◆ **Records for the exercise**:
........

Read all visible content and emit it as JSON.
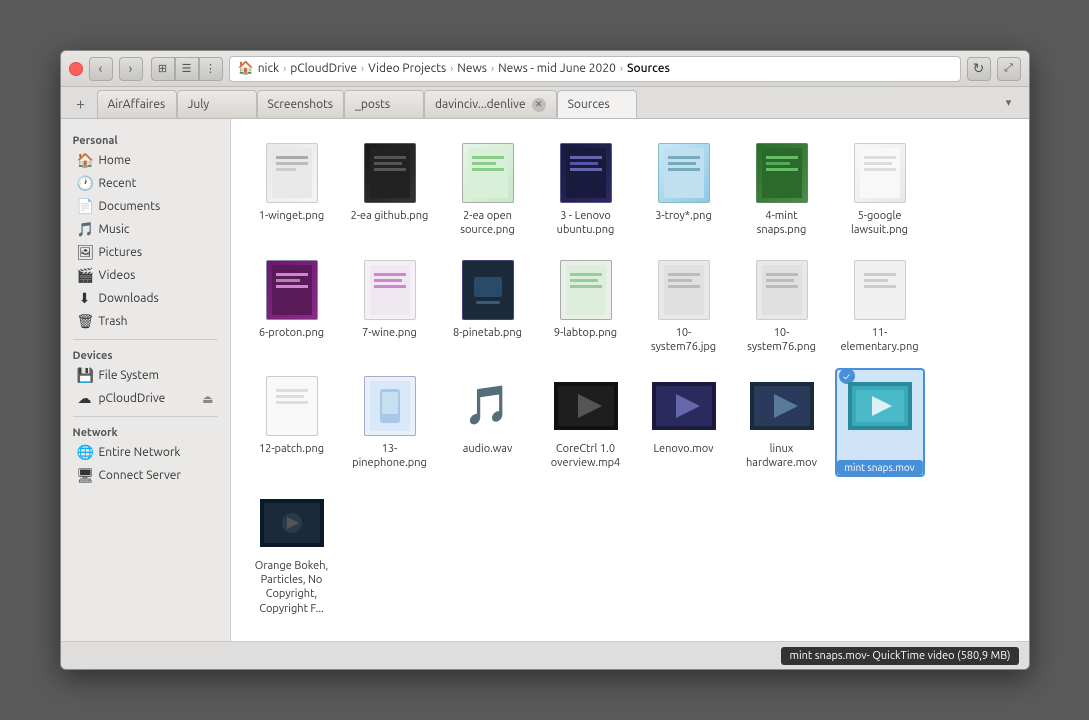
{
  "window": {
    "title": "Sources"
  },
  "titlebar": {
    "back_label": "‹",
    "forward_label": "›",
    "view_grid_label": "⊞",
    "view_list_label": "☰",
    "view_compact_label": "⋮",
    "refresh_label": "↻",
    "maximize_label": "⤢"
  },
  "breadcrumb": {
    "items": [
      {
        "label": "nick",
        "active": false
      },
      {
        "label": "pCloudDrive",
        "active": false
      },
      {
        "label": "Video Projects",
        "active": false
      },
      {
        "label": "News",
        "active": false
      },
      {
        "label": "News - mid June 2020",
        "active": false
      },
      {
        "label": "Sources",
        "active": true
      }
    ],
    "separator": "›"
  },
  "tabs": [
    {
      "label": "AirAffaires",
      "active": false,
      "closable": false
    },
    {
      "label": "July",
      "active": false,
      "closable": false
    },
    {
      "label": "Screenshots",
      "active": false,
      "closable": false
    },
    {
      "label": "_posts",
      "active": false,
      "closable": false
    },
    {
      "label": "davinciv...denlive",
      "active": false,
      "closable": true
    },
    {
      "label": "Sources",
      "active": true,
      "closable": false
    }
  ],
  "sidebar": {
    "personal_label": "Personal",
    "items_personal": [
      {
        "icon": "🏠",
        "label": "Home",
        "active": false
      },
      {
        "icon": "🕐",
        "label": "Recent",
        "active": false
      },
      {
        "icon": "📄",
        "label": "Documents",
        "active": false
      },
      {
        "icon": "🎵",
        "label": "Music",
        "active": false
      },
      {
        "icon": "🖼",
        "label": "Pictures",
        "active": false
      },
      {
        "icon": "🎬",
        "label": "Videos",
        "active": false
      },
      {
        "icon": "⬇",
        "label": "Downloads",
        "active": false
      },
      {
        "icon": "🗑",
        "label": "Trash",
        "active": false
      }
    ],
    "devices_label": "Devices",
    "items_devices": [
      {
        "icon": "💾",
        "label": "File System",
        "active": false
      },
      {
        "icon": "☁",
        "label": "pCloudDrive",
        "active": false,
        "eject": true
      }
    ],
    "network_label": "Network",
    "items_network": [
      {
        "icon": "🌐",
        "label": "Entire Network",
        "active": false
      },
      {
        "icon": "🖥",
        "label": "Connect Server",
        "active": false
      }
    ]
  },
  "files": [
    {
      "name": "1-winget.png",
      "type": "png",
      "thumb": "winget"
    },
    {
      "name": "2-ea github.png",
      "type": "png",
      "thumb": "github"
    },
    {
      "name": "2-ea open source.png",
      "type": "png",
      "thumb": "opensource"
    },
    {
      "name": "3 - Lenovo ubuntu.png",
      "type": "png",
      "thumb": "lenovo"
    },
    {
      "name": "3-troy*.png",
      "type": "png",
      "thumb": "troy"
    },
    {
      "name": "4-mint snaps.png",
      "type": "png",
      "thumb": "mint"
    },
    {
      "name": "5-google lawsuit.png",
      "type": "png",
      "thumb": "google"
    },
    {
      "name": "6-proton.png",
      "type": "png",
      "thumb": "proton"
    },
    {
      "name": "7-wine.png",
      "type": "png",
      "thumb": "wine"
    },
    {
      "name": "8-pinetab.png",
      "type": "png",
      "thumb": "pinetab"
    },
    {
      "name": "9-labtop.png",
      "type": "png",
      "thumb": "labtop"
    },
    {
      "name": "10-system76.jpg",
      "type": "png",
      "thumb": "system76"
    },
    {
      "name": "10-system76.png",
      "type": "png",
      "thumb": "system76"
    },
    {
      "name": "11-elementary.png",
      "type": "png",
      "thumb": "elementary"
    },
    {
      "name": "12-patch.png",
      "type": "png",
      "thumb": "patch"
    },
    {
      "name": "13-pinephone.png",
      "type": "png",
      "thumb": "pinephone"
    },
    {
      "name": "audio.wav",
      "type": "audio",
      "thumb": "audio"
    },
    {
      "name": "CoreCtrl 1.0 overview.mp4",
      "type": "video",
      "thumb": "corectrl"
    },
    {
      "name": "Lenovo.mov",
      "type": "video",
      "thumb": "lenovo"
    },
    {
      "name": "linux hardware.mov",
      "type": "video",
      "thumb": "linuxhw"
    },
    {
      "name": "mint snaps.mov",
      "type": "video",
      "thumb": "mintsnaps",
      "selected": true
    },
    {
      "name": "Orange Bokeh, Particles, No Copyright, Copyright F...",
      "type": "video",
      "thumb": "orange"
    }
  ],
  "statusbar": {
    "tooltip": "mint snaps.mov- QuickTime video (580,9 MB)"
  }
}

........

◆ **Aim**: Make a copy of each line that contains the string "google".

◆ **Written answer**:
      "name": "5-google lawsuit.png",
      "thumb": "google"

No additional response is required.